All lines in the entries below that hold "Engagement" make up the answer.

Data entries
___

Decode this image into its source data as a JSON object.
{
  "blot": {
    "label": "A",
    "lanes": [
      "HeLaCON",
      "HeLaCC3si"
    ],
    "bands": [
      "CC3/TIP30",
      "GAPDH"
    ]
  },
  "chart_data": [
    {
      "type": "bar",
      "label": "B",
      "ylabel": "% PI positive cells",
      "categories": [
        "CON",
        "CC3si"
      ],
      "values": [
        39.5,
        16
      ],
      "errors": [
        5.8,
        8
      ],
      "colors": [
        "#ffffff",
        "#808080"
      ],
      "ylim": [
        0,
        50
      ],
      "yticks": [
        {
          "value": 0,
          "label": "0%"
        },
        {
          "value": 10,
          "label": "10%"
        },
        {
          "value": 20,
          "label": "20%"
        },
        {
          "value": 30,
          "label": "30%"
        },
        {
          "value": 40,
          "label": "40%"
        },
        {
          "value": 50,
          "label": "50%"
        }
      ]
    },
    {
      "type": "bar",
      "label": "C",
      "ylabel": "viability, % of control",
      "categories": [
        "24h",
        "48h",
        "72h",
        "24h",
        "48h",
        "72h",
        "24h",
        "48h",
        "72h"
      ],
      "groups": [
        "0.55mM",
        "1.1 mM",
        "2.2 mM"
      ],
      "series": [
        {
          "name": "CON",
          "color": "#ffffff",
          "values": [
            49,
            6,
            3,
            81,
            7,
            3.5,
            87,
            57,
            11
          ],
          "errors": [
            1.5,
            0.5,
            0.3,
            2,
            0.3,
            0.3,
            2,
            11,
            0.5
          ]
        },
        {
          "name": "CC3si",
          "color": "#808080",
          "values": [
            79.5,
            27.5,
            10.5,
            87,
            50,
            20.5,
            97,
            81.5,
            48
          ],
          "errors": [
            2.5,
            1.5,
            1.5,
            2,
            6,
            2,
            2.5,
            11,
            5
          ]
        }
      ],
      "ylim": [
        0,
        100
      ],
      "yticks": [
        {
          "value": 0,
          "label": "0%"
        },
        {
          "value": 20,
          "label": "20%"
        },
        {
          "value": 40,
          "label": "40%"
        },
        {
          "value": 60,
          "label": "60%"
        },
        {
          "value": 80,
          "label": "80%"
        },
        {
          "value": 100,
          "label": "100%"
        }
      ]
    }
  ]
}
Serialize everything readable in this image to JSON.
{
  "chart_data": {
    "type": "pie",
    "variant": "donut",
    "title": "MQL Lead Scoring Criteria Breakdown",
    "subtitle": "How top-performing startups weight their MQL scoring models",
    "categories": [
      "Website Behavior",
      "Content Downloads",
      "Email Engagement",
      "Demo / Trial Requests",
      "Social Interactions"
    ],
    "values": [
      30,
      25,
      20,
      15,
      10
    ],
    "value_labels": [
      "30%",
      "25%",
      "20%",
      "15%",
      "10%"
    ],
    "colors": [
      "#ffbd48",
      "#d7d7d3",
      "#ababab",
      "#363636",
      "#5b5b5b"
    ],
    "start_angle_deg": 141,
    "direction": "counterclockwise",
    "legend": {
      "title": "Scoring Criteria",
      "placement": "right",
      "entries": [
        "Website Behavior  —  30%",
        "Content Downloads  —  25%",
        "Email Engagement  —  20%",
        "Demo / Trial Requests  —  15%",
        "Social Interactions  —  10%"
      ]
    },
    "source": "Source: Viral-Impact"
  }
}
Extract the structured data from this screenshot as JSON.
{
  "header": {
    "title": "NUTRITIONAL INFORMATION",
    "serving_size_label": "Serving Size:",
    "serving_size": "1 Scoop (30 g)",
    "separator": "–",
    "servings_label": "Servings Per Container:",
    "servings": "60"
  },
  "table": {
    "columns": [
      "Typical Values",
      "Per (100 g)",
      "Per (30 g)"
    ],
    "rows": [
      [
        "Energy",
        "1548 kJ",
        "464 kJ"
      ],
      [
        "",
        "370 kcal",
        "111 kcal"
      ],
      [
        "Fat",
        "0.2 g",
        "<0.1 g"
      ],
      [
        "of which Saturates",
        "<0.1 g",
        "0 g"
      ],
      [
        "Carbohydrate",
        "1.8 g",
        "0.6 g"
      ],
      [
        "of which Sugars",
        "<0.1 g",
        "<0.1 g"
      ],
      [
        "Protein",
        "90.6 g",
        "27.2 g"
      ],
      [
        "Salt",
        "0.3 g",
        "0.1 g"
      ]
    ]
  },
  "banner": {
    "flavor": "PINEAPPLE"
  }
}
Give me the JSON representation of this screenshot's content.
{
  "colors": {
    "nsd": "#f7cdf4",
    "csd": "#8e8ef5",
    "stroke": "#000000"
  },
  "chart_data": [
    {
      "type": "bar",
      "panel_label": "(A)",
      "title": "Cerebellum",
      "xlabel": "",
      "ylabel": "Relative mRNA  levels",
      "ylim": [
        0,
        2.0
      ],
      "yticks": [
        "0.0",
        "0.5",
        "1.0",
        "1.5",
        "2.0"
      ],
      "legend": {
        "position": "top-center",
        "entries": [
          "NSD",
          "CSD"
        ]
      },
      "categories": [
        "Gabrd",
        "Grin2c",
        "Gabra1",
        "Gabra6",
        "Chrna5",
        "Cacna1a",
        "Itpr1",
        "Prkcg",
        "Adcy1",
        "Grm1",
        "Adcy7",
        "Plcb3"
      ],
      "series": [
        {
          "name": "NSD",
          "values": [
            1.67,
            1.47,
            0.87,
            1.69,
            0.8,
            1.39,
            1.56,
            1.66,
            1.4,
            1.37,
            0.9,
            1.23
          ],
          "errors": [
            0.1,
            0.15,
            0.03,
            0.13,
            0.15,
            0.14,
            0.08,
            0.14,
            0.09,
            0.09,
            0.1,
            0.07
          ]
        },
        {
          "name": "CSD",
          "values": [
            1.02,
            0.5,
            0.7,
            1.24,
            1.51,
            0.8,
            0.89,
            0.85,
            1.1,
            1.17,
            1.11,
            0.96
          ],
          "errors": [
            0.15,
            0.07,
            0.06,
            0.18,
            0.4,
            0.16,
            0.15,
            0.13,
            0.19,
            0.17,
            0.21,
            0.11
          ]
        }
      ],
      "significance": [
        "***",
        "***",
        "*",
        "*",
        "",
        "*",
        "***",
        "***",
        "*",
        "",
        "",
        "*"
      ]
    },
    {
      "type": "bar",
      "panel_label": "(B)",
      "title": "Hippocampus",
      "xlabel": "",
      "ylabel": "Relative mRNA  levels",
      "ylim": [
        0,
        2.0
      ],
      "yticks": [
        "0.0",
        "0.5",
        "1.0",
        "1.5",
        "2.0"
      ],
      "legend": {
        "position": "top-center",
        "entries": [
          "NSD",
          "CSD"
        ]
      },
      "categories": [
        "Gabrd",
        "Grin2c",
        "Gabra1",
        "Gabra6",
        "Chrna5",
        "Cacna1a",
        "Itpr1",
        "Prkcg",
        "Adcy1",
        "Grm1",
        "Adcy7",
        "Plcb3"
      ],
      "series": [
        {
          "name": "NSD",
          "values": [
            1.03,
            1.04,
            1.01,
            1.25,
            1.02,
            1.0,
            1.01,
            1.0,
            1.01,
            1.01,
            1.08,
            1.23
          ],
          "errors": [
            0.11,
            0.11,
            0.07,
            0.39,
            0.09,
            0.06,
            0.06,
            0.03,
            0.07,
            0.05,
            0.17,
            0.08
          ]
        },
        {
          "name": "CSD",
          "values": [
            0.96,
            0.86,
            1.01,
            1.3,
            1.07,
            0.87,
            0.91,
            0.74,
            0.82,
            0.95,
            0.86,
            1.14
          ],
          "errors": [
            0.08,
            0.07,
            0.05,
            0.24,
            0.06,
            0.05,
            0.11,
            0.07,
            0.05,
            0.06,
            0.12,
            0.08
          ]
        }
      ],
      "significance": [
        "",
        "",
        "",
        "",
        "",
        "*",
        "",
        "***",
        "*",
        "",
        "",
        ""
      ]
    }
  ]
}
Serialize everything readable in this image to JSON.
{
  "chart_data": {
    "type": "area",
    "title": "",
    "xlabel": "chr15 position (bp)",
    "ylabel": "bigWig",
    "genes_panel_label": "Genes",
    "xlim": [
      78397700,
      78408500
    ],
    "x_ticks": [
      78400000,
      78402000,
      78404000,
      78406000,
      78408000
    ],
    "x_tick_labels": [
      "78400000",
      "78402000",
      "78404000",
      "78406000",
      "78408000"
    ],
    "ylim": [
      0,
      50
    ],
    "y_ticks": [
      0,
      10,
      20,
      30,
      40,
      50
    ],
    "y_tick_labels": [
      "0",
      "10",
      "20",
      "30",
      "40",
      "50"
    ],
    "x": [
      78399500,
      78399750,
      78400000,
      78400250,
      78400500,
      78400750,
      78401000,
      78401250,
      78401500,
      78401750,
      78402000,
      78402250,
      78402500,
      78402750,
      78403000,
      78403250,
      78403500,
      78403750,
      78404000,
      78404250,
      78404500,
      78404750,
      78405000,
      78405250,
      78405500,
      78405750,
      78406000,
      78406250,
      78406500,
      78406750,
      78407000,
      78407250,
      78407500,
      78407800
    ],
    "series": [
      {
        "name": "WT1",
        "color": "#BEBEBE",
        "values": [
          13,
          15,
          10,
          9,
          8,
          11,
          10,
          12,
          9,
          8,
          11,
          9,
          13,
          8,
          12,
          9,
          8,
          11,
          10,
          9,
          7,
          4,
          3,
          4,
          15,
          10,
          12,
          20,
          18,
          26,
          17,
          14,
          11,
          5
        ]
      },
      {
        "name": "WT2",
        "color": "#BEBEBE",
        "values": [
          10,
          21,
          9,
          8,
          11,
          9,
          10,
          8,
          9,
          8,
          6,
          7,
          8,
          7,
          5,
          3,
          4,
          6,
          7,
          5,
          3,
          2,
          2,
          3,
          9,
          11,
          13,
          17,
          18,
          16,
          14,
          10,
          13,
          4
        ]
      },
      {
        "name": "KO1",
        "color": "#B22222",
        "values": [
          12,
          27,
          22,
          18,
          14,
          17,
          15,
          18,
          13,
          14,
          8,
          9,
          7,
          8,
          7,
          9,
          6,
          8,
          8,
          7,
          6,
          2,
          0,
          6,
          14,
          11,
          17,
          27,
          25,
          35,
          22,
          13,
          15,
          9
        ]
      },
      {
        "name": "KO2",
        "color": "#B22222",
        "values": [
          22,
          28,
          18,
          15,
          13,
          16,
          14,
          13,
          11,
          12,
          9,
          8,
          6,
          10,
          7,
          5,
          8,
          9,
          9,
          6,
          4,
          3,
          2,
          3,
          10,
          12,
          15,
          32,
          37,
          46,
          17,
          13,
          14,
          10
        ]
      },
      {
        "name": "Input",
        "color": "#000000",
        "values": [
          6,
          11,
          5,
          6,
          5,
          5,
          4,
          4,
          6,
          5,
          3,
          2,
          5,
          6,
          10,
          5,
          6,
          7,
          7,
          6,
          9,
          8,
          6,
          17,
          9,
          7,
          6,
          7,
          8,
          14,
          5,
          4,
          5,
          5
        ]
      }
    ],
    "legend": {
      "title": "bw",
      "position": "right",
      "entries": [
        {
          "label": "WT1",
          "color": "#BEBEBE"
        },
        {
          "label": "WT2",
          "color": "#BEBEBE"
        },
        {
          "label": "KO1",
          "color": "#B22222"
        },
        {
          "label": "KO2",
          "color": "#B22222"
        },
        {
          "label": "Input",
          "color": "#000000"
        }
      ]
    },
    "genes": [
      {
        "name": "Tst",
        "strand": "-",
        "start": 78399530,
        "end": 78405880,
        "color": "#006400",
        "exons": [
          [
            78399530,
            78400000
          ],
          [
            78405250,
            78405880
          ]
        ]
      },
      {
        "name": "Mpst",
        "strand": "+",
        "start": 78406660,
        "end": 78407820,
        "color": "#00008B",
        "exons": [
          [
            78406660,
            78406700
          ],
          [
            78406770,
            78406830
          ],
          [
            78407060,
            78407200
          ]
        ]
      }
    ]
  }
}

___

## Response:
      "Email Engagement",
        "Email Engagement  —  20%",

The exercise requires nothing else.